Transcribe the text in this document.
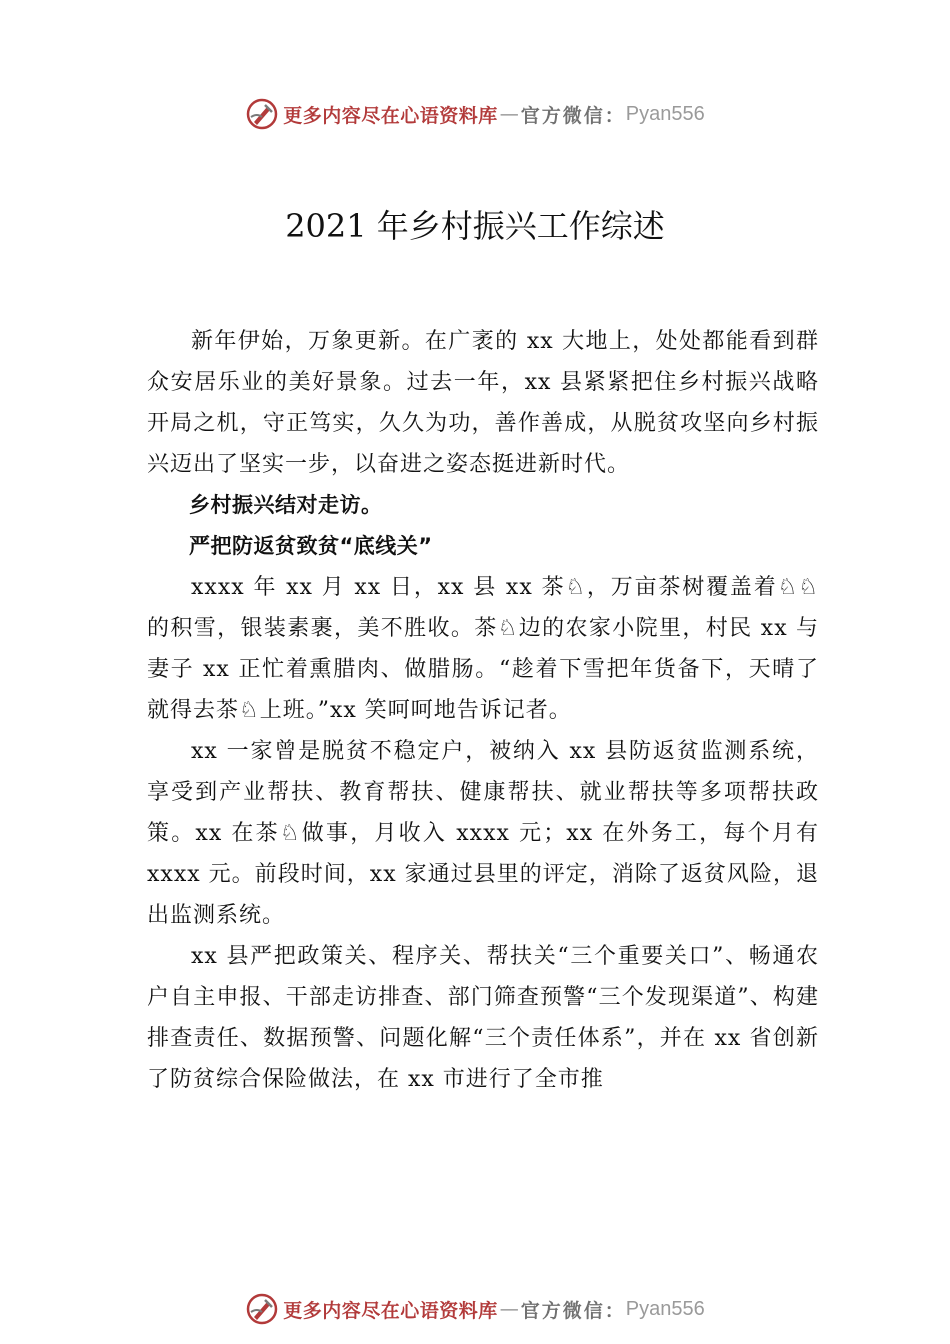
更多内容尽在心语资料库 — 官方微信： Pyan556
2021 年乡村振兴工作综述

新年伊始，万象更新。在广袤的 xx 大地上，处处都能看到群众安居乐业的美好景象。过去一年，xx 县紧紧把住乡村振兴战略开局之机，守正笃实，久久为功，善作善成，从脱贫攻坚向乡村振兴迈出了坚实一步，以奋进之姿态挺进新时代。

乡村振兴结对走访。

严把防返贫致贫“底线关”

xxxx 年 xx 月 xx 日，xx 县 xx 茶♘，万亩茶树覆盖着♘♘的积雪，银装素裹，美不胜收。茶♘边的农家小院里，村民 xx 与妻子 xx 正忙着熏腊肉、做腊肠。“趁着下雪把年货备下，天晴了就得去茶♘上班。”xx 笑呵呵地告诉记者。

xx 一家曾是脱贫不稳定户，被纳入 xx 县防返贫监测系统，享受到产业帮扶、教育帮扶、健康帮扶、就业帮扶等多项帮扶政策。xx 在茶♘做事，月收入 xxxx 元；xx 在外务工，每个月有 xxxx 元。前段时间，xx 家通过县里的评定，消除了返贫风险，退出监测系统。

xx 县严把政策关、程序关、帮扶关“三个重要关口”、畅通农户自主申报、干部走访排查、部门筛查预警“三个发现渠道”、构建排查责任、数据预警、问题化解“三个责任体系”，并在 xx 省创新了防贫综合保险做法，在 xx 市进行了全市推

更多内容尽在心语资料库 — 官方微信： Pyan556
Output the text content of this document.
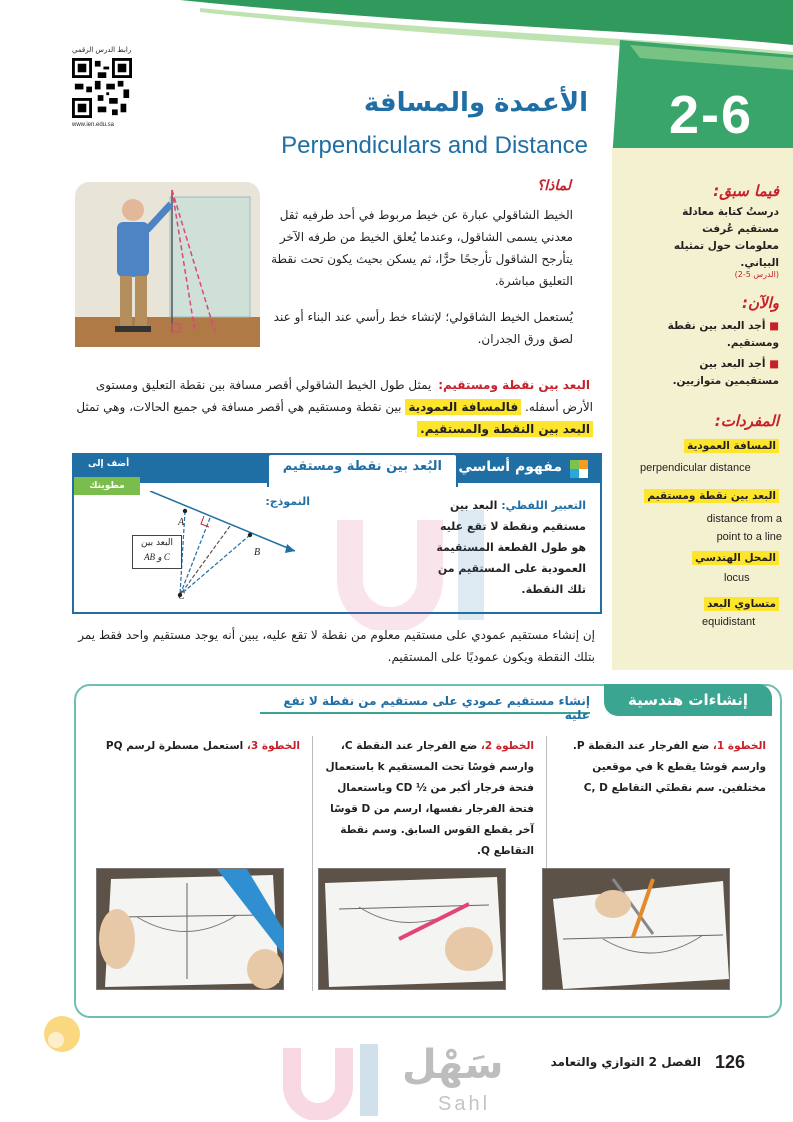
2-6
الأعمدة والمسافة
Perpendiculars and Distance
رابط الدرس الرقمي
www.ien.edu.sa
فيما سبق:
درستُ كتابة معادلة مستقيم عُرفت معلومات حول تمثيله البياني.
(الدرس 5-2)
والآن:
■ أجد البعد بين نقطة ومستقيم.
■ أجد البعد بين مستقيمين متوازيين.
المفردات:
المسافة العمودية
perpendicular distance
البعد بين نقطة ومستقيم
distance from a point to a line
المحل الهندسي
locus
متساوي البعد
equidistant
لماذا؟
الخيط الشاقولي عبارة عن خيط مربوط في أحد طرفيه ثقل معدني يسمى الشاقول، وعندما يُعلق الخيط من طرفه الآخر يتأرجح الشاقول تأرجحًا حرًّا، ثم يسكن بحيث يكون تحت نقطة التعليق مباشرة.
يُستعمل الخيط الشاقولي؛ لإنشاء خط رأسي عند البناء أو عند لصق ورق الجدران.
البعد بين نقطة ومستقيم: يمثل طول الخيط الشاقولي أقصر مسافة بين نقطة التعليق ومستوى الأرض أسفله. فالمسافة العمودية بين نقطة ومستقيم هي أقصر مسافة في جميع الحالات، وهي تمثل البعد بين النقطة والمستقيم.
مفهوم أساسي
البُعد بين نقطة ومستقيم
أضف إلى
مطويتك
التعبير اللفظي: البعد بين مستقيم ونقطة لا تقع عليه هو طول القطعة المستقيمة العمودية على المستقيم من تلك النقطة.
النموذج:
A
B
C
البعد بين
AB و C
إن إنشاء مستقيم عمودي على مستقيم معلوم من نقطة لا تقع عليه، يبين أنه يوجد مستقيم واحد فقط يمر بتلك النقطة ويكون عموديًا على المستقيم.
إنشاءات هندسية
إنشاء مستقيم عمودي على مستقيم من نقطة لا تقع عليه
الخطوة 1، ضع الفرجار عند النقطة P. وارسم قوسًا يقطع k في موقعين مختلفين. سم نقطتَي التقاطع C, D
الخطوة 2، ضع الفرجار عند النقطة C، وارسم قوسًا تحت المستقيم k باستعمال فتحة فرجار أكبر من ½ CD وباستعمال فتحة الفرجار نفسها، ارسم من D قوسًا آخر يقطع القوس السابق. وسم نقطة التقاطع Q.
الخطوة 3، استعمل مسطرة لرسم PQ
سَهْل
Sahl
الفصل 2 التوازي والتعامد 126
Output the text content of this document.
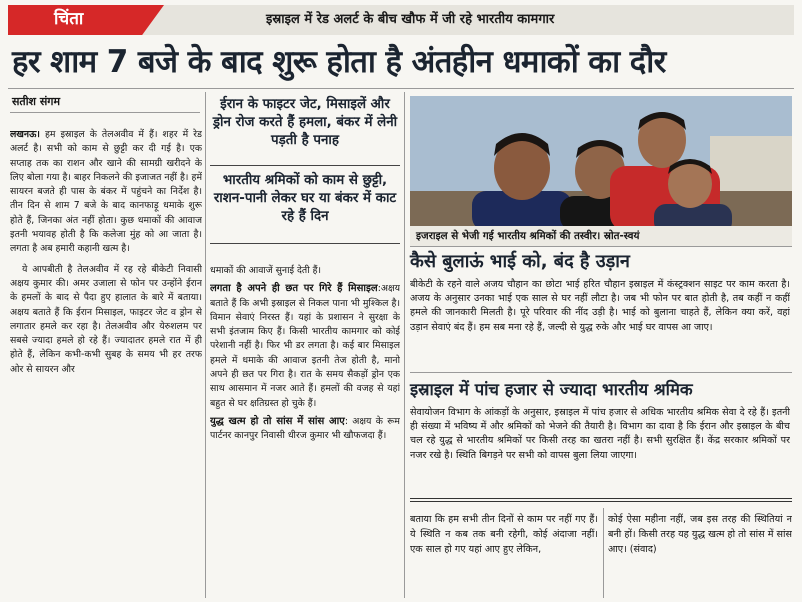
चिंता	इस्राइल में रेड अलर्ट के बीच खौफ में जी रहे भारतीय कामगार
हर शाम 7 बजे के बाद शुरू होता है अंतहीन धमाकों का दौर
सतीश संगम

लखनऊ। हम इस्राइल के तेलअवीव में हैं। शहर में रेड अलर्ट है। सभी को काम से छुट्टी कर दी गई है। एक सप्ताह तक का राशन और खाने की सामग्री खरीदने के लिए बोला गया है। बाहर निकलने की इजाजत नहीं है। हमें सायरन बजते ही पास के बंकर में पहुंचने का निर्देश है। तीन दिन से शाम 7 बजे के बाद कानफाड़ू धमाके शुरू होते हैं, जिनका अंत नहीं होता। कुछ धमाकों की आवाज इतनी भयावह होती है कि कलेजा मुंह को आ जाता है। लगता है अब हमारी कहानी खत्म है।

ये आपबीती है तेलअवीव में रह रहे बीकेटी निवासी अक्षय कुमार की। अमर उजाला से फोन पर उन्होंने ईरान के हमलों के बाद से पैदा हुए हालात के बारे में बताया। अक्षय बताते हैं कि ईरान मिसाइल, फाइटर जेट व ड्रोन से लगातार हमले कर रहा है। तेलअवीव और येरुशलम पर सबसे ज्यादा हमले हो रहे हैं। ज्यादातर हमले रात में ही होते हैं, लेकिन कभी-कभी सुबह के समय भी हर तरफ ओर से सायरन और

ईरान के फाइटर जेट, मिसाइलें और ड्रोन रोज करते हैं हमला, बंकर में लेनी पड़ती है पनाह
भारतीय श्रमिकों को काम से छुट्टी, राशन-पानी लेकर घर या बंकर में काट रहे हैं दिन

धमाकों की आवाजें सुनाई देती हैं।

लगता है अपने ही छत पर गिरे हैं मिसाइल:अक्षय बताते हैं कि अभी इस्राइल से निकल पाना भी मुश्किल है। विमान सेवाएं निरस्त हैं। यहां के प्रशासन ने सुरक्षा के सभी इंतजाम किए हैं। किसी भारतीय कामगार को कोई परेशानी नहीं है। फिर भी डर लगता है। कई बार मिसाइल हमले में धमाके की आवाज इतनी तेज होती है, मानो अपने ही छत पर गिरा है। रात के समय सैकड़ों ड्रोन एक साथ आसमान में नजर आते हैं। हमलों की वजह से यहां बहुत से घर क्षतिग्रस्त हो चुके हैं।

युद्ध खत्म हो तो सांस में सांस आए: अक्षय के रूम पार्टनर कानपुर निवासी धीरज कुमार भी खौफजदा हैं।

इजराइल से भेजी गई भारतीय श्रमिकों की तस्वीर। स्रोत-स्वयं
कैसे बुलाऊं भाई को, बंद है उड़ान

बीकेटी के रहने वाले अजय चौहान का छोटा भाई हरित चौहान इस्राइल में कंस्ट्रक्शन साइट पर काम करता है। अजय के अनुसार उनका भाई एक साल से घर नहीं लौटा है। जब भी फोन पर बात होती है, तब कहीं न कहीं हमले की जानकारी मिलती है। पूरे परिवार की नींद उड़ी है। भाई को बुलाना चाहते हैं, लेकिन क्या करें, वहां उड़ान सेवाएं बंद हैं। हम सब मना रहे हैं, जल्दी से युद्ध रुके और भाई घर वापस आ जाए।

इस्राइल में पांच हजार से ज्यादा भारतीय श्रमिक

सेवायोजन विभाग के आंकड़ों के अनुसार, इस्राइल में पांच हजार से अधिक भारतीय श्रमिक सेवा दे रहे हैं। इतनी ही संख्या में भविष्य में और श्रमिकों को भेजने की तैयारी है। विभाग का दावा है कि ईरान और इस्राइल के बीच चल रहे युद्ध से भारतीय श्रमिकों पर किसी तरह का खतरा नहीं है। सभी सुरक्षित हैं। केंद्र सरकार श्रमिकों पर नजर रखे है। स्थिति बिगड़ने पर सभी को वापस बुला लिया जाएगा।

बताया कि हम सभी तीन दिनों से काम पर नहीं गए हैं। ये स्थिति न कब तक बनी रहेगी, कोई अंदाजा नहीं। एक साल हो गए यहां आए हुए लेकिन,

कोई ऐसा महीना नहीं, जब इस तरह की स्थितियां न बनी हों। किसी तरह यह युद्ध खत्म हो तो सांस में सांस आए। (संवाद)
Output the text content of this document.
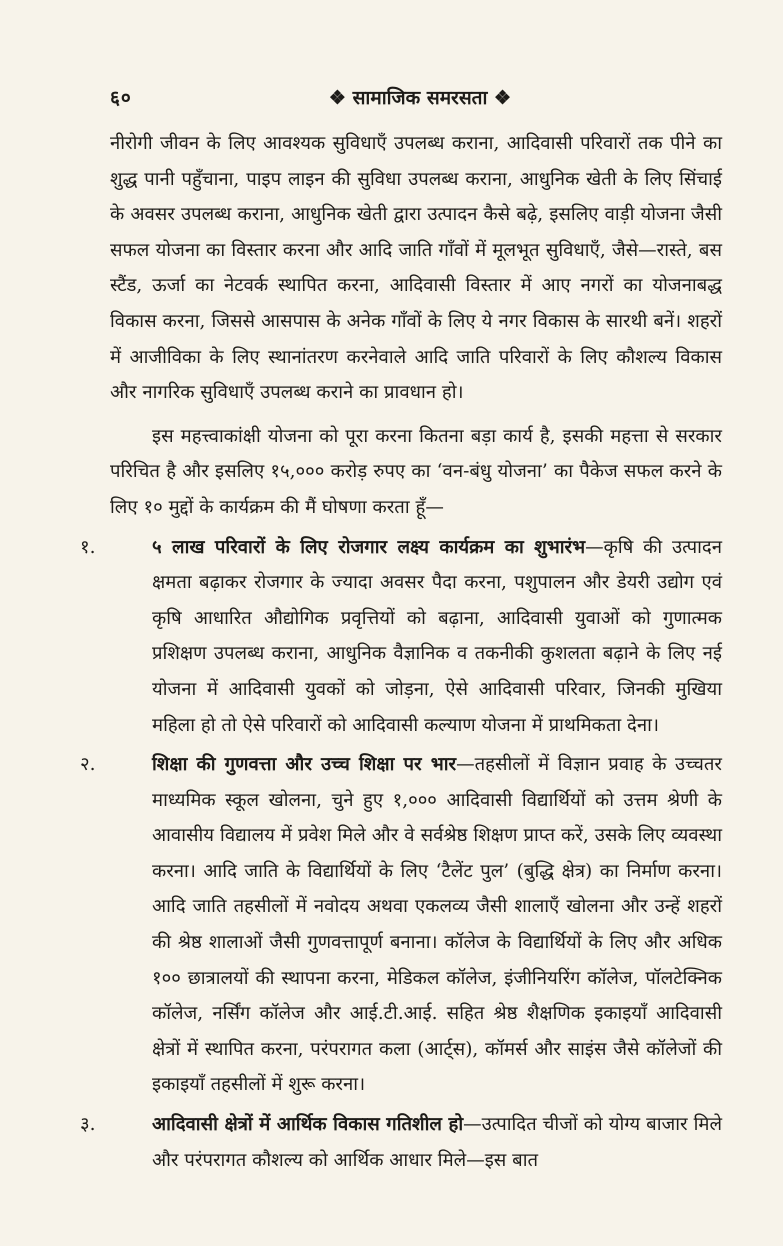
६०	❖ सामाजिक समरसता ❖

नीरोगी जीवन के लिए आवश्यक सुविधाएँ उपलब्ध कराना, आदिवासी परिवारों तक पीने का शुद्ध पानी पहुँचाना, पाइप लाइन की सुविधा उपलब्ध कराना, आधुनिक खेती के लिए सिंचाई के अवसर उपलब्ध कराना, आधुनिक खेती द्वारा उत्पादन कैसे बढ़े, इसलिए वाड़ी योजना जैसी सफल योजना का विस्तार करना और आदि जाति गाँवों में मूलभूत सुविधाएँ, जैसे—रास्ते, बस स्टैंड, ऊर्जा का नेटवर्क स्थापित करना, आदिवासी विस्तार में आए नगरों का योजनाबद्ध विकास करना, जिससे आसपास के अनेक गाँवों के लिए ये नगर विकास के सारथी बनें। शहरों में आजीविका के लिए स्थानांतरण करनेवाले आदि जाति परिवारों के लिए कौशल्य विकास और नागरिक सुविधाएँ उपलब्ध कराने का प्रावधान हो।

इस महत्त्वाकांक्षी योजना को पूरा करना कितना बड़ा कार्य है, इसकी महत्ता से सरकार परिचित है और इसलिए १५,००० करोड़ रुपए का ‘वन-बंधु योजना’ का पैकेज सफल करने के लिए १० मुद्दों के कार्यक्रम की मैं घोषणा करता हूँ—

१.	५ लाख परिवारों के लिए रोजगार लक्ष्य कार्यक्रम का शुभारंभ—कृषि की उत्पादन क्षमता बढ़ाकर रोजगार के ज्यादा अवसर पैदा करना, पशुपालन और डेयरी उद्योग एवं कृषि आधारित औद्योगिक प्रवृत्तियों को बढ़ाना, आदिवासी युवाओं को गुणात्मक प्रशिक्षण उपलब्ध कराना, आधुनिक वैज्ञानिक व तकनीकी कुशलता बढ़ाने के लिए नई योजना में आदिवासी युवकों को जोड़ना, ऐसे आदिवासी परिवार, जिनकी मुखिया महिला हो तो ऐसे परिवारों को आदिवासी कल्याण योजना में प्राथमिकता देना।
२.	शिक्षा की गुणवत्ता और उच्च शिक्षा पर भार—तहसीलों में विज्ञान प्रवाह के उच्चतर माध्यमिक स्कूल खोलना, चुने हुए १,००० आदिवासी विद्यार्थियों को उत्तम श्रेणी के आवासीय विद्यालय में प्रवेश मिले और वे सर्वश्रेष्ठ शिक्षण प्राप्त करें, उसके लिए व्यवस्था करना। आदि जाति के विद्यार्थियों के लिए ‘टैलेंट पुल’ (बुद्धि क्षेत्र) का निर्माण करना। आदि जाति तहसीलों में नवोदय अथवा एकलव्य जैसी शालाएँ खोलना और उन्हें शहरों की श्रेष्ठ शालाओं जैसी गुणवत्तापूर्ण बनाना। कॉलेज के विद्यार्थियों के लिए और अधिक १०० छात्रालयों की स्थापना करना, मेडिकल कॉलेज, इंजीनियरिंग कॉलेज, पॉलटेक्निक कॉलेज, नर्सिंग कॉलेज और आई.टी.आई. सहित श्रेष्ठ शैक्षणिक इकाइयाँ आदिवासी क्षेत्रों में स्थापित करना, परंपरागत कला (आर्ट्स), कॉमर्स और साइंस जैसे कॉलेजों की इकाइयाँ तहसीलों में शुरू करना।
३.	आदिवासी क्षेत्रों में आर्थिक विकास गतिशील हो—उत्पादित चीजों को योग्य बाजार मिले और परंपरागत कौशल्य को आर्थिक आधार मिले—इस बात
━━━━━━━━
#### [GIVEN TASK]
Select every line of the records holding the string "الخيط".

#### [WRITTEN ANSWER]
الخيط الشاقولي عبارة عن خيط مربوط في أحد طرفيه ثقل معدني يسمى الشاقول، وعندما يُعلق الخيط من طرفه الآخر يتأرجح الشاقول تأرجحًا حرًّا، ثم يسكن بحيث يكون تحت نقطة التعليق مباشرة.
يُستعمل الخيط الشاقولي؛ لإنشاء خط رأسي عند البناء أو عند لصق ورق الجدران.
البعد بين نقطة ومستقيم: يمثل طول الخيط الشاقولي أقصر مسافة بين نقطة التعليق ومستوى الأرض أسفله. فالمسافة العمودية بين نقطة ومستقيم هي أقصر مسافة في جميع الحالات، وهي تمثل البعد بين النقطة والمستقيم.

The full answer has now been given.